start

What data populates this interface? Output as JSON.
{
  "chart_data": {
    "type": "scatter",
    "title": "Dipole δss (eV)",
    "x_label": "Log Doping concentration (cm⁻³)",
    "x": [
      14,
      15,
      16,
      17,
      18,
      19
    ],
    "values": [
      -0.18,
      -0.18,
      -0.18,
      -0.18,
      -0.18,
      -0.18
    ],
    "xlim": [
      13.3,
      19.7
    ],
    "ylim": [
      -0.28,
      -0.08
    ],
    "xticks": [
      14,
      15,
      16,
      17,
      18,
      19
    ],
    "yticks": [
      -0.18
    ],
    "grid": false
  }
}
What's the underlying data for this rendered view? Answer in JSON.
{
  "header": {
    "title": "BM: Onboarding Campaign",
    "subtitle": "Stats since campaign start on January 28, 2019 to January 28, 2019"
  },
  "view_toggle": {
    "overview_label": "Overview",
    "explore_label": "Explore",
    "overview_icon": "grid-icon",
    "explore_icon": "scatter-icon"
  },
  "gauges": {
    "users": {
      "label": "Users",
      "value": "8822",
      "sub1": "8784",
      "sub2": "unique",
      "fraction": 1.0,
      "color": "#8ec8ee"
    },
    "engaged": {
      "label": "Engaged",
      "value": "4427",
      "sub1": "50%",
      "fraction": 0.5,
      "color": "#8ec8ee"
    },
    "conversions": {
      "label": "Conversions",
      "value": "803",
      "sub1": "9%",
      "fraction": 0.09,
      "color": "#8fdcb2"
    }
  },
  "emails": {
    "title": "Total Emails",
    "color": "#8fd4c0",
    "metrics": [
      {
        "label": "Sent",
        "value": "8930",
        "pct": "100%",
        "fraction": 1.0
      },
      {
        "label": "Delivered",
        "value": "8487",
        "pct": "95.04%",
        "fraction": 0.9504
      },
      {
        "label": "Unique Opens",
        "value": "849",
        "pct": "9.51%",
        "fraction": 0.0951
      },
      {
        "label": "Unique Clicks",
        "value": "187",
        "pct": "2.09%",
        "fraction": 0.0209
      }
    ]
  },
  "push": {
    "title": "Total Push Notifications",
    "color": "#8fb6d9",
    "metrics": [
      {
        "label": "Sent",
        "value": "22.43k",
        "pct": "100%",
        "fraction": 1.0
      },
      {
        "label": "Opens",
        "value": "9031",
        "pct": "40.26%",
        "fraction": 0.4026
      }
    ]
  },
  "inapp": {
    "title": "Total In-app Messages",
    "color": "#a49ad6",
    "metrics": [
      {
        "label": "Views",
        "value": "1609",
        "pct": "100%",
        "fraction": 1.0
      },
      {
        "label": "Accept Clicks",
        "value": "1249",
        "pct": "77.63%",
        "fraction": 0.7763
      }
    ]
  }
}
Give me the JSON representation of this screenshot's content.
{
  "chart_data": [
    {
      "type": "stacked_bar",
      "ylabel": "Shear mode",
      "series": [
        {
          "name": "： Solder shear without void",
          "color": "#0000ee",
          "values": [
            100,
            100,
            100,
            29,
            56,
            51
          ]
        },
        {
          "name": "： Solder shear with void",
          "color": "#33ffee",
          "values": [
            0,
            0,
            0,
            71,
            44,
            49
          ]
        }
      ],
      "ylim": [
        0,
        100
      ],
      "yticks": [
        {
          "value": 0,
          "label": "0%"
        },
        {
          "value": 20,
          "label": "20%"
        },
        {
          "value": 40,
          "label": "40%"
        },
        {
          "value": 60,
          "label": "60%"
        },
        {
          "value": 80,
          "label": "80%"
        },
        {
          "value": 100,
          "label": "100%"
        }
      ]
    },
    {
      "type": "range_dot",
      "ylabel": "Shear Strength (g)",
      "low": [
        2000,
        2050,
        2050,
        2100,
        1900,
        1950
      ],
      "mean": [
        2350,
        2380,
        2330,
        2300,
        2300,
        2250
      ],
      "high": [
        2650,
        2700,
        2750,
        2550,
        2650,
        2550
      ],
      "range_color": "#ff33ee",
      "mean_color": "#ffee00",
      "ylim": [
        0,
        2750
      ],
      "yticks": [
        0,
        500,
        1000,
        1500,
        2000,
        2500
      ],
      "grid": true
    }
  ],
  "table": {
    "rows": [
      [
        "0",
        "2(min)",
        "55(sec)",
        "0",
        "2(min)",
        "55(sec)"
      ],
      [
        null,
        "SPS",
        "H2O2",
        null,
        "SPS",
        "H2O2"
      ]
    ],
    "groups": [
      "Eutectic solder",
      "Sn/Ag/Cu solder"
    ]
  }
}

end

- [What you are asked to do]: Each line of the listing should be copied exactly.

- [Exercise response]:
What data populates this interface? Output as JSON.
{
  "chart_data": {
    "type": "scatter",
    "title": "Dipole δss (eV)",
    "x_label": "Log Doping concentration (cm⁻³)",
    "x": [
      14,
      15,
      16,
      17,
      18,
      19
    ],
    "values": [
      -0.18,
      -0.18,
      -0.18,
      -0.18,
      -0.18,
      -0.18
    ],
    "xlim": [
      13.3,
      19.7
    ],
    "ylim": [
      -0.28,
      -0.08
    ],
    "xticks": [
      14,
      15,
      16,
      17,
      18,
      19
    ],
    "yticks": [
      -0.18
    ],
    "grid": false
  }
}
What's the underlying data for this rendered view? Answer in JSON.
{
  "header": {
    "title": "BM: Onboarding Campaign",
    "subtitle": "Stats since campaign start on January 28, 2019 to January 28, 2019"
  },
  "view_toggle": {
    "overview_label": "Overview",
    "explore_label": "Explore",
    "overview_icon": "grid-icon",
    "explore_icon": "scatter-icon"
  },
  "gauges": {
    "users": {
      "label": "Users",
      "value": "8822",
      "sub1": "8784",
      "sub2": "unique",
      "fraction": 1.0,
      "color": "#8ec8ee"
    },
    "engaged": {
      "label": "Engaged",
      "value": "4427",
      "sub1": "50%",
      "fraction": 0.5,
      "color": "#8ec8ee"
    },
    "conversions": {
      "label": "Conversions",
      "value": "803",
      "sub1": "9%",
      "fraction": 0.09,
      "color": "#8fdcb2"
    }
  },
  "emails": {
    "title": "Total Emails",
    "color": "#8fd4c0",
    "metrics": [
      {
        "label": "Sent",
        "value": "8930",
        "pct": "100%",
        "fraction": 1.0
      },
      {
        "label": "Delivered",
        "value": "8487",
        "pct": "95.04%",
        "fraction": 0.9504
      },
      {
        "label": "Unique Opens",
        "value": "849",
        "pct": "9.51%",
        "fraction": 0.0951
      },
      {
        "label": "Unique Clicks",
        "value": "187",
        "pct": "2.09%",
        "fraction": 0.0209
      }
    ]
  },
  "push": {
    "title": "Total Push Notifications",
    "color": "#8fb6d9",
    "metrics": [
      {
        "label": "Sent",
        "value": "22.43k",
        "pct": "100%",
        "fraction": 1.0
      },
      {
        "label": "Opens",
        "value": "9031",
        "pct": "40.26%",
        "fraction": 0.4026
      }
    ]
  },
  "inapp": {
    "title": "Total In-app Messages",
    "color": "#a49ad6",
    "metrics": [
      {
        "label": "Views",
        "value": "1609",
        "pct": "100%",
        "fraction": 1.0
      },
      {
        "label": "Accept Clicks",
        "value": "1249",
        "pct": "77.63%",
        "fraction": 0.7763
      }
    ]
  }
}
Give me the JSON representation of this screenshot's content.
{
  "chart_data": [
    {
      "type": "stacked_bar",
      "ylabel": "Shear mode",
      "series": [
        {
          "name": "： Solder shear without void",
          "color": "#0000ee",
          "values": [
            100,
            100,
            100,
            29,
            56,
            51
          ]
        },
        {
          "name": "： Solder shear with void",
          "color": "#33ffee",
          "values": [
            0,
            0,
            0,
            71,
            44,
            49
          ]
        }
      ],
      "ylim": [
        0,
        100
      ],
      "yticks": [
        {
          "value": 0,
          "label": "0%"
        },
        {
          "value": 20,
          "label": "20%"
        },
        {
          "value": 40,
          "label": "40%"
        },
        {
          "value": 60,
          "label": "60%"
        },
        {
          "value": 80,
          "label": "80%"
        },
        {
          "value": 100,
          "label": "100%"
        }
      ]
    },
    {
      "type": "range_dot",
      "ylabel": "Shear Strength (g)",
      "low": [
        2000,
        2050,
        2050,
        2100,
        1900,
        1950
      ],
      "mean": [
        2350,
        2380,
        2330,
        2300,
        2300,
        2250
      ],
      "high": [
        2650,
        2700,
        2750,
        2550,
        2650,
        2550
      ],
      "range_color": "#ff33ee",
      "mean_color": "#ffee00",
      "ylim": [
        0,
        2750
      ],
      "yticks": [
        0,
        500,
        1000,
        1500,
        2000,
        2500
      ],
      "grid": true
    }
  ],
  "table": {
    "rows": [
      [
        "0",
        "2(min)",
        "55(sec)",
        "0",
        "2(min)",
        "55(sec)"
      ],
      [
        null,
        "SPS",
        "H2O2",
        null,
        "SPS",
        "H2O2"
      ]
    ],
    "groups": [
      "Eutectic solder",
      "Sn/Ag/Cu solder"
    ]
  }
}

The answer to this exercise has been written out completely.